> **Records**
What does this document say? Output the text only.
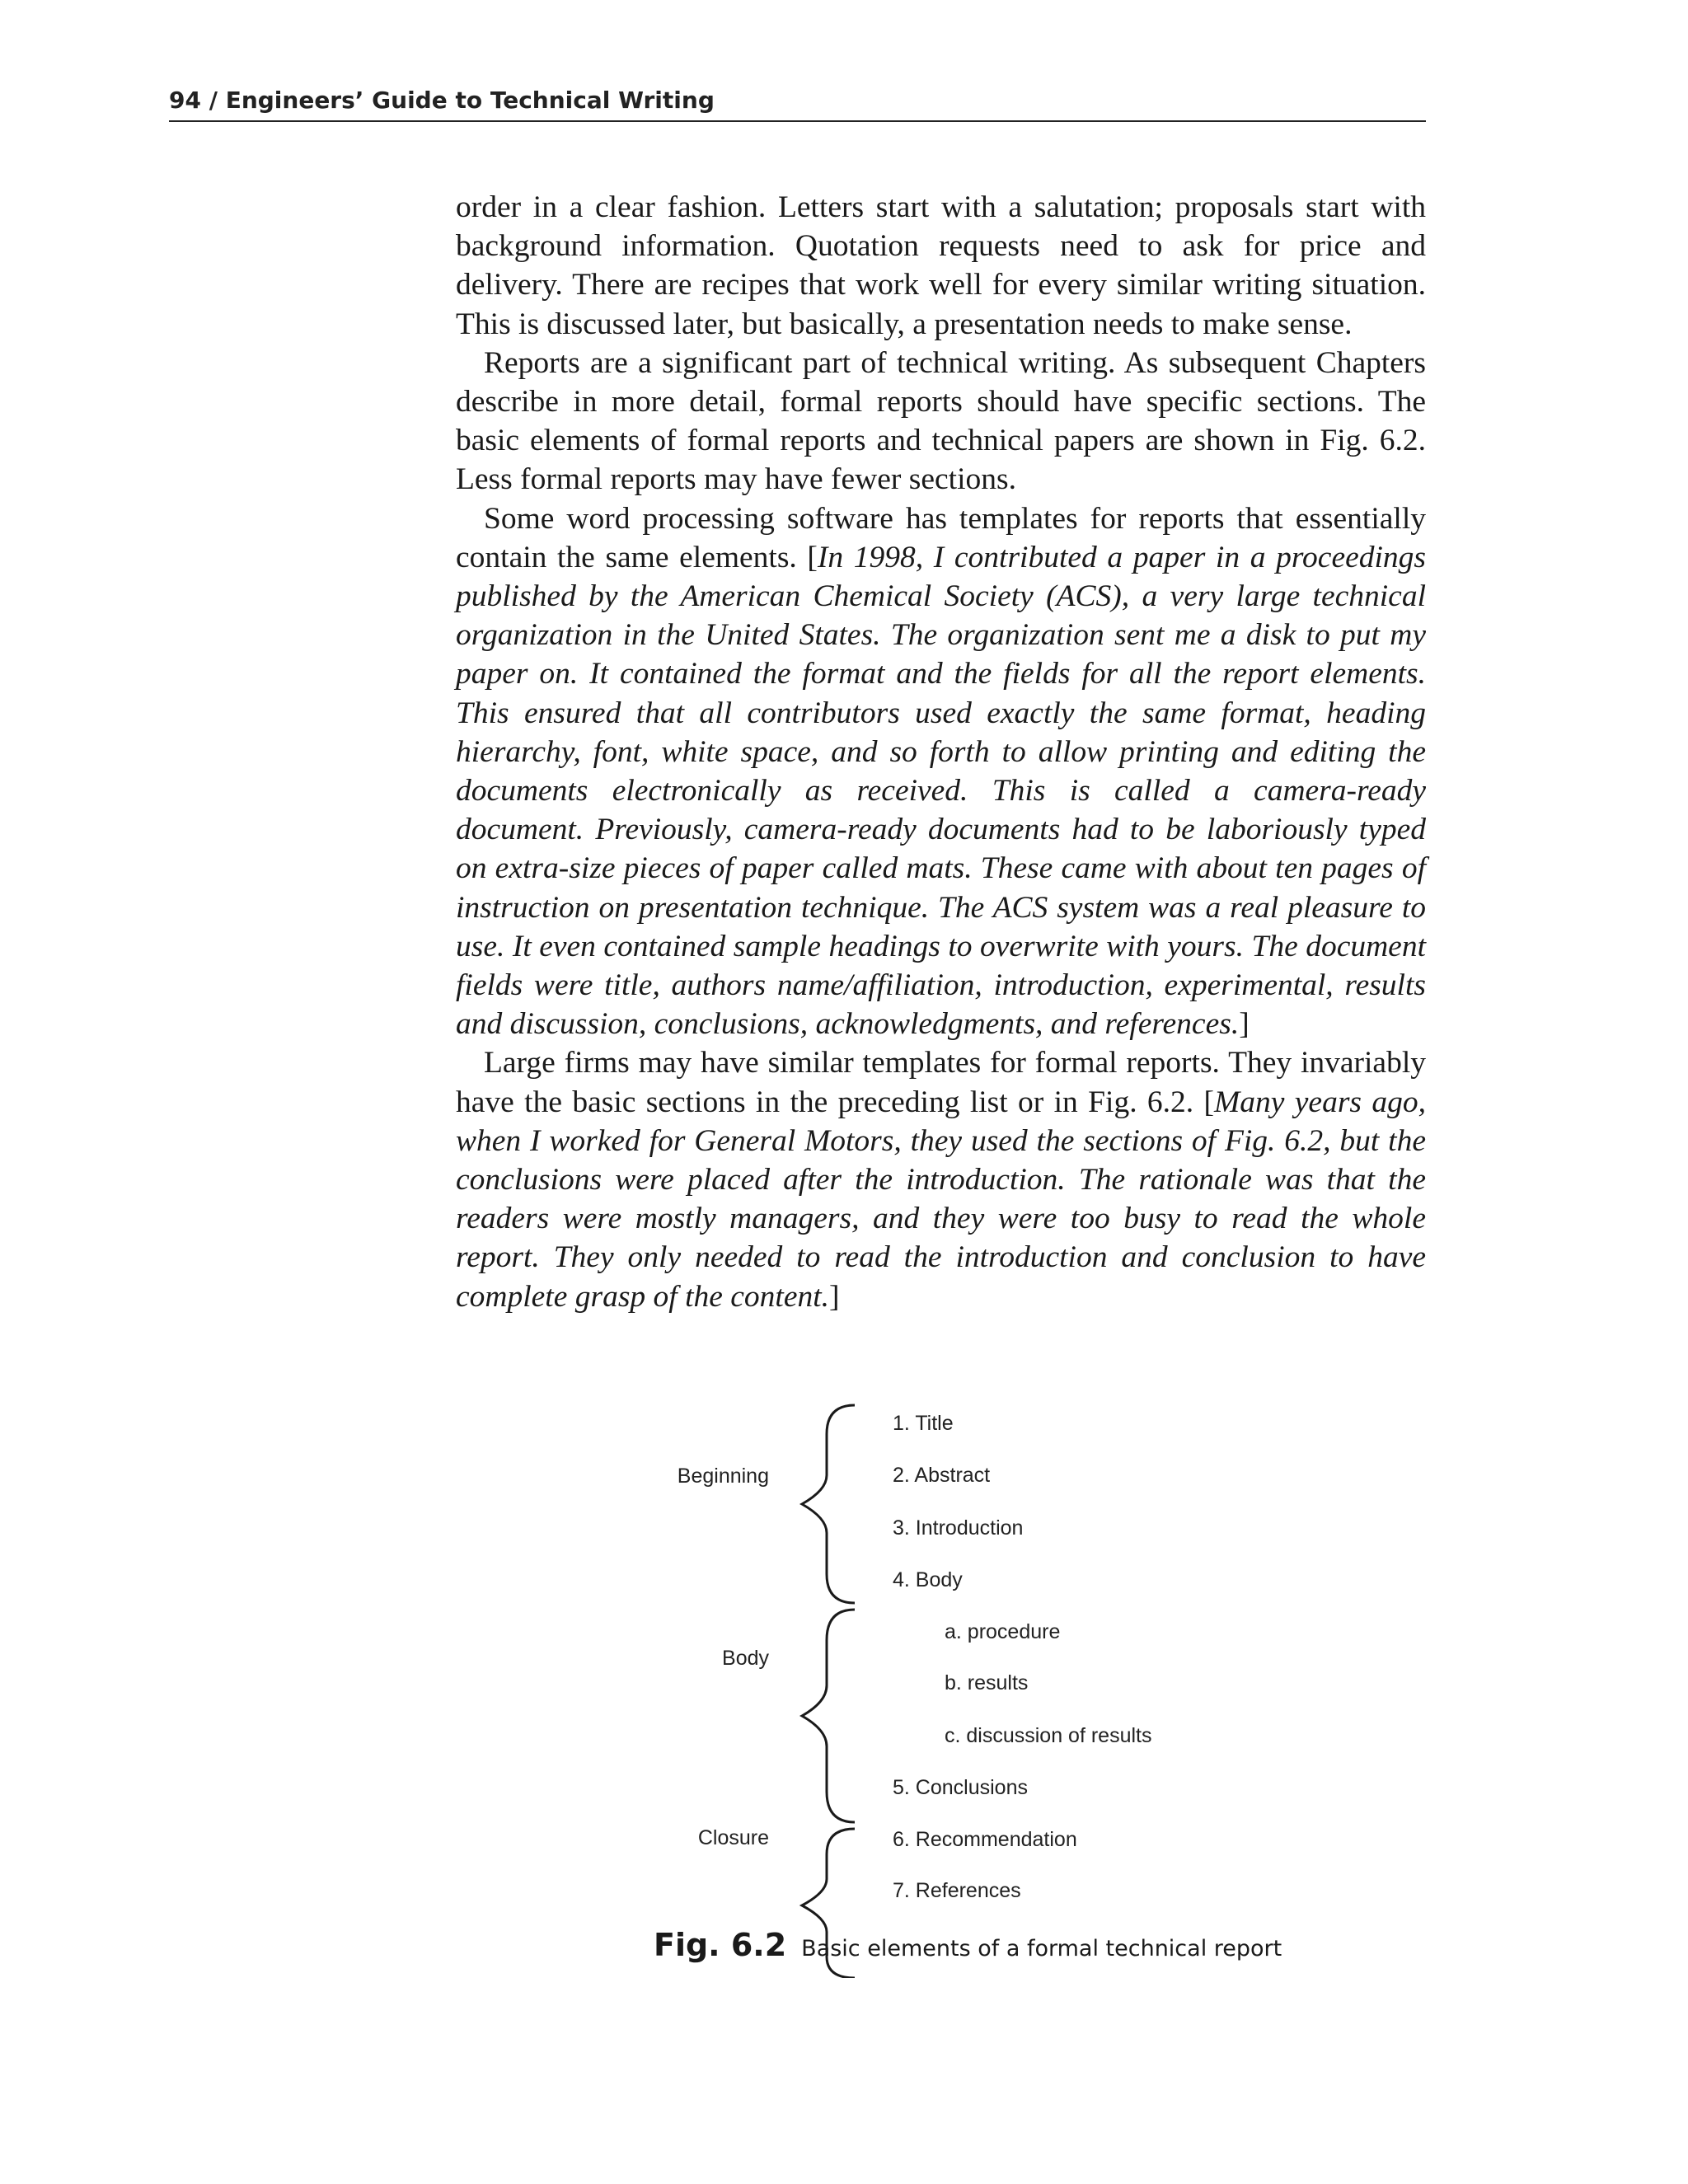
94 / Engineers’ Guide to Technical Writing

order in a clear fashion. Letters start with a salutation; proposals start with background information. Quotation requests need to ask for price and delivery. There are recipes that work well for every similar writing situation. This is discussed later, but basically, a presentation needs to make sense.

Reports are a significant part of technical writing. As subsequent Chapters describe in more detail, formal reports should have specific sections. The basic elements of formal reports and technical papers are shown in Fig. 6.2. Less formal reports may have fewer sections.

Some word processing software has templates for reports that essentially contain the same elements. [In 1998, I contributed a paper in a proceedings published by the American Chemical Society (ACS), a very large technical organization in the United States. The organization sent me a disk to put my paper on. It contained the format and the fields for all the report elements. This ensured that all contributors used exactly the same format, heading hierarchy, font, white space, and so forth to allow printing and editing the documents electronically as received. This is called a camera-ready document. Previously, camera-ready documents had to be laboriously typed on extra-size pieces of paper called mats. These came with about ten pages of instruction on presentation technique. The ACS system was a real pleasure to use. It even contained sample headings to overwrite with yours. The document fields were title, authors name/affiliation, introduction, experimental, results and discussion, conclusions, acknowledgments, and references.]

Large firms may have similar templates for formal reports. They invariably have the basic sections in the preceding list or in Fig. 6.2. [Many years ago, when I worked for General Motors, they used the sections of Fig. 6.2, but the conclusions were placed after the introduction. The rationale was that the readers were mostly managers, and they were too busy to read the whole report. They only needed to read the introduction and conclusion to have complete grasp of the content.]

Beginning
Body
Closure
1. Title
2. Abstract
3. Introduction
4. Body
a. procedure
b. results
c. discussion of results
5. Conclusions
6. Recommendation
7. References
Fig. 6.2 Basic elements of a formal technical report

> **Your instructions**
Looking back at the lines above, state how many contain the word "formal", and supply nothing besides the number.

> **Reply**
3